## EXTRAIT
******

Evaël : Au début, je regardais surtout la partie web. Qui va sur la page, quand, avec quelle information, pour faire quoi ? J’étais assez concentré là-dessus. Et puis, en suivant un projet lié à un événement, j’ai vu que la page n’était qu’un morceau d’un ensemble beaucoup plus mouvant.

Lila : Moi, j’ai plutôt regardé ce qui se passait autour. Les allers-retours, les changements de rythme, les gens qui passent, les décisions prises plus vite parce que la date approche, les petits décalages entre ce qui a été prévu calmement et ce qui se passe vraiment quand un lieu commence à se remplir.

Evaël : Du coup, le web n’était plus juste un support à construire. Il devait absorber des modifications, rester lisible, ne pas perdre les gens alors que le projet lui-même bougeait encore. Je crois que c’est la première fois que j’ai vu aussi clairement qu’un site ou une page événementielle doit parfois tenir pendant que tout le reste s’ajuste.

******

Extraits d'un jeu de données
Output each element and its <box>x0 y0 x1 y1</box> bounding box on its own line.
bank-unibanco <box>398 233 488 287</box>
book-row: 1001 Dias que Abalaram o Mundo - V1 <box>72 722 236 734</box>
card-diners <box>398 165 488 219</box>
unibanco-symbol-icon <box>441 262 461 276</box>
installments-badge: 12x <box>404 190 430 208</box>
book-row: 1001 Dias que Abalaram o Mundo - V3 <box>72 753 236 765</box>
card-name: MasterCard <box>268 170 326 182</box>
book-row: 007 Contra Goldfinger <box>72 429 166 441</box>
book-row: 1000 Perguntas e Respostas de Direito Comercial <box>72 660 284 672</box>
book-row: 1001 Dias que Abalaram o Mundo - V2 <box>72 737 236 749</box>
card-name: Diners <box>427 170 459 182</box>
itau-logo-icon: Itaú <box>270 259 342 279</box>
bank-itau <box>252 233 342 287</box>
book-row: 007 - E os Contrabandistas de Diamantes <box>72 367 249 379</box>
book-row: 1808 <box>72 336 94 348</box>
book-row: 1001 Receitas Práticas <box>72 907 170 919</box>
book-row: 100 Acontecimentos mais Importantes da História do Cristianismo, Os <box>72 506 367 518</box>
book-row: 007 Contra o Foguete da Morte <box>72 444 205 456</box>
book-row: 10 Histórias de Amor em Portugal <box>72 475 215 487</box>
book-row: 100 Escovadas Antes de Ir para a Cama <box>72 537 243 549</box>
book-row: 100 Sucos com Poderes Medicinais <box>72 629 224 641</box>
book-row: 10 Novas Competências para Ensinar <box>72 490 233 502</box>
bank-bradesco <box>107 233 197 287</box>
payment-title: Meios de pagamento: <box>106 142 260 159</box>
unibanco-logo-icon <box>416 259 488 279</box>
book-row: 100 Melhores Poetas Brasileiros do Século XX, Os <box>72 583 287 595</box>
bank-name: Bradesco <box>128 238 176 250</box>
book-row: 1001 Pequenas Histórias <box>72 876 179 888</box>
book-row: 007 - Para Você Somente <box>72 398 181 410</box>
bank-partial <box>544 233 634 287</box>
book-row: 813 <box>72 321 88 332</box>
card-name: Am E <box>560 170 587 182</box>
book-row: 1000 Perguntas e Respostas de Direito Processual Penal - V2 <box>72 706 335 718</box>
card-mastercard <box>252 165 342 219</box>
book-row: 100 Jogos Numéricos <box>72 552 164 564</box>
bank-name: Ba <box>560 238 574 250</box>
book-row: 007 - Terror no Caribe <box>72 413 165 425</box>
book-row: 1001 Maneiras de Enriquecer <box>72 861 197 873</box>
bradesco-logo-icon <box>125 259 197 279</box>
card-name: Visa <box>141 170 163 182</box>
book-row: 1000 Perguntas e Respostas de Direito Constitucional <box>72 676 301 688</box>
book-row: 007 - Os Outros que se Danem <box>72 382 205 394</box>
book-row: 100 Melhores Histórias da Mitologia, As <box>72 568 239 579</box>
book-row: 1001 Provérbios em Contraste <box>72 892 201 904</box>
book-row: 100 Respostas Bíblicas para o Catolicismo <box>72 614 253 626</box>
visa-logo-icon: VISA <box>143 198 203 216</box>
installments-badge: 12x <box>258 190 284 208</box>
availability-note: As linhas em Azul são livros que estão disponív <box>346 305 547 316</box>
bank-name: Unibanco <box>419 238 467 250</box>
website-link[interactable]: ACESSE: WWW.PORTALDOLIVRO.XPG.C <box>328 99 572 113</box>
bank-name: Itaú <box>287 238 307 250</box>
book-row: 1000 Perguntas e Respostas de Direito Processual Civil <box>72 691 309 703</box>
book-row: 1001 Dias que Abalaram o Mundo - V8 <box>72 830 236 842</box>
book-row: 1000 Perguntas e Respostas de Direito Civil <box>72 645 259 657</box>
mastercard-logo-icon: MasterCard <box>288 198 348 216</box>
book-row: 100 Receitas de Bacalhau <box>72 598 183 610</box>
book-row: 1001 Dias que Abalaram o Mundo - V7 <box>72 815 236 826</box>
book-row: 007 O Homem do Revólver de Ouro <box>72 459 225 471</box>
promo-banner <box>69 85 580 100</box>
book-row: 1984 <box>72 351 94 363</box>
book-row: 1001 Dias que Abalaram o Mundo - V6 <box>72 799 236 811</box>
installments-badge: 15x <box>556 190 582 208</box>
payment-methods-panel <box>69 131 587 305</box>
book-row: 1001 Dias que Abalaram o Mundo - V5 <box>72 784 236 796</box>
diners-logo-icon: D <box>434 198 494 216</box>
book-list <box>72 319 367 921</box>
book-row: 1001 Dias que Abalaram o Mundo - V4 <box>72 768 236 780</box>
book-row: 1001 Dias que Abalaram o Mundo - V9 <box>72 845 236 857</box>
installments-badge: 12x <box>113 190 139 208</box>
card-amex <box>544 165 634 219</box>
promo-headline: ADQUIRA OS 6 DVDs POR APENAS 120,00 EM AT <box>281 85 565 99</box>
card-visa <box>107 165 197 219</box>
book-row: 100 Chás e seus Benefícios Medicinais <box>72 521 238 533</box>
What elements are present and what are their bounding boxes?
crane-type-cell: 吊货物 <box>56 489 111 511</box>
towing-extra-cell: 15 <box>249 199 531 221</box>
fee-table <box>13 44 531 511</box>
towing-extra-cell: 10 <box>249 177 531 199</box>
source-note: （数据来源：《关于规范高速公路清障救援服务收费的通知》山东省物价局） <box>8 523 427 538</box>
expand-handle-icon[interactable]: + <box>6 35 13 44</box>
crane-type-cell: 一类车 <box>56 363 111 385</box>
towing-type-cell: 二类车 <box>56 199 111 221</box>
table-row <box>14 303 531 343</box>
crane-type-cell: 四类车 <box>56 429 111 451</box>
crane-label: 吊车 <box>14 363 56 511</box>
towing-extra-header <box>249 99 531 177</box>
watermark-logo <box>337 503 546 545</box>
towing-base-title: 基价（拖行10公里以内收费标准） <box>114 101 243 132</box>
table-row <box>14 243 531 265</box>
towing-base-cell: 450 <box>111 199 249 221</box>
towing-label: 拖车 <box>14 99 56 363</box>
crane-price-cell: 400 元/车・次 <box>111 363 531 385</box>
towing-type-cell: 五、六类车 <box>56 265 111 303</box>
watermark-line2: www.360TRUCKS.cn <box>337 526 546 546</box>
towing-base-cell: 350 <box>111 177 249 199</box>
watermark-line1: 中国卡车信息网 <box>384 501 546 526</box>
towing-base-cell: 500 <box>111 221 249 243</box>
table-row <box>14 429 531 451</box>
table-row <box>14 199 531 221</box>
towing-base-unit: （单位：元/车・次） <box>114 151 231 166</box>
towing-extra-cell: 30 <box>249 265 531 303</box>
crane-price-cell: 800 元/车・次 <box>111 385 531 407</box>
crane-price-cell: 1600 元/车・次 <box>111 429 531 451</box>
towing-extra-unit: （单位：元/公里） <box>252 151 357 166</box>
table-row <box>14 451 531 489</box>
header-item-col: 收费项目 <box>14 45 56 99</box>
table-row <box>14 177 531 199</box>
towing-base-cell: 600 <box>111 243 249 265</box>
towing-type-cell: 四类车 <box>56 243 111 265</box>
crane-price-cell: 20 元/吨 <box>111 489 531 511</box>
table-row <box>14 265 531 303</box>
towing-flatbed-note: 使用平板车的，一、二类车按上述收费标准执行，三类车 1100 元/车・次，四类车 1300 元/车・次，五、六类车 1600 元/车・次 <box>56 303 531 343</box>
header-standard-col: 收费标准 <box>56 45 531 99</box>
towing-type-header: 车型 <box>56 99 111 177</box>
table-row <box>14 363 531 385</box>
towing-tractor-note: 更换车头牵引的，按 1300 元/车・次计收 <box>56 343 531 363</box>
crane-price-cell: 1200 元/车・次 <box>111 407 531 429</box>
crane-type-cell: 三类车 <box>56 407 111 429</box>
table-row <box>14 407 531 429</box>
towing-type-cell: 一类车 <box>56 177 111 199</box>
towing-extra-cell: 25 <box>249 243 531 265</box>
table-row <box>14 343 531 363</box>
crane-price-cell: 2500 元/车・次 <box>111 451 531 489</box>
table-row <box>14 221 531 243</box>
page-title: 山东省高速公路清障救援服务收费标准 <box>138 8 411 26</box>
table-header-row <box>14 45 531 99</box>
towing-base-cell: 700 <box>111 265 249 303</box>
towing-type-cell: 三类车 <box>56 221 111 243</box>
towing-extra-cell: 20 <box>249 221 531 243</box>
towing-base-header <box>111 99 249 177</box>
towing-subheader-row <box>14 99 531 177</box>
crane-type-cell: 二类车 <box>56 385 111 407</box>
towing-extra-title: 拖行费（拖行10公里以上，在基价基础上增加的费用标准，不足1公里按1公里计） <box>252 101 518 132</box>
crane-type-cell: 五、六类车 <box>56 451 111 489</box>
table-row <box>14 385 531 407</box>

******

## TÂCHE À RÉALISER
Poursuivez l'échange entre Evaël et Lila sur la page web d'un événement, à la suite de la dernière réplique. Les entrées ne servent à rien ici.

## RÉSULTAT DE L'EXERCICE
Lila : Et moi, j’ai compris l’inverse : un événement ne se résume pas au “terrain”. Il dépend aussi de ce qui a été préparé en amont, de ce que les gens lisent avant d’arriver, de la manière dont on leur facilite l’entrée, la compréhension, les bons repères. Quand ça ne tient pas, on sent tout de suite que le lieu doit compenser ce que les supports n’ont pas clarifié.

En commun : Ce qui nous a intéressés, c’est justement ce point de croisement. Le web ne vit pas dans un onglet à part. L’événementiel ne vit pas seulement sur place. Et dans une agence installée au cœur d’un lieu très vivant, ça se voit encore plus vite. Les projets passent d’une pièce à l’autre, d’un métier à l’autre, d’un support à l’autre. C’est parfois désordonné. Mais c’est aussi là qu’on comprend comment une communication se fabrique vraiment.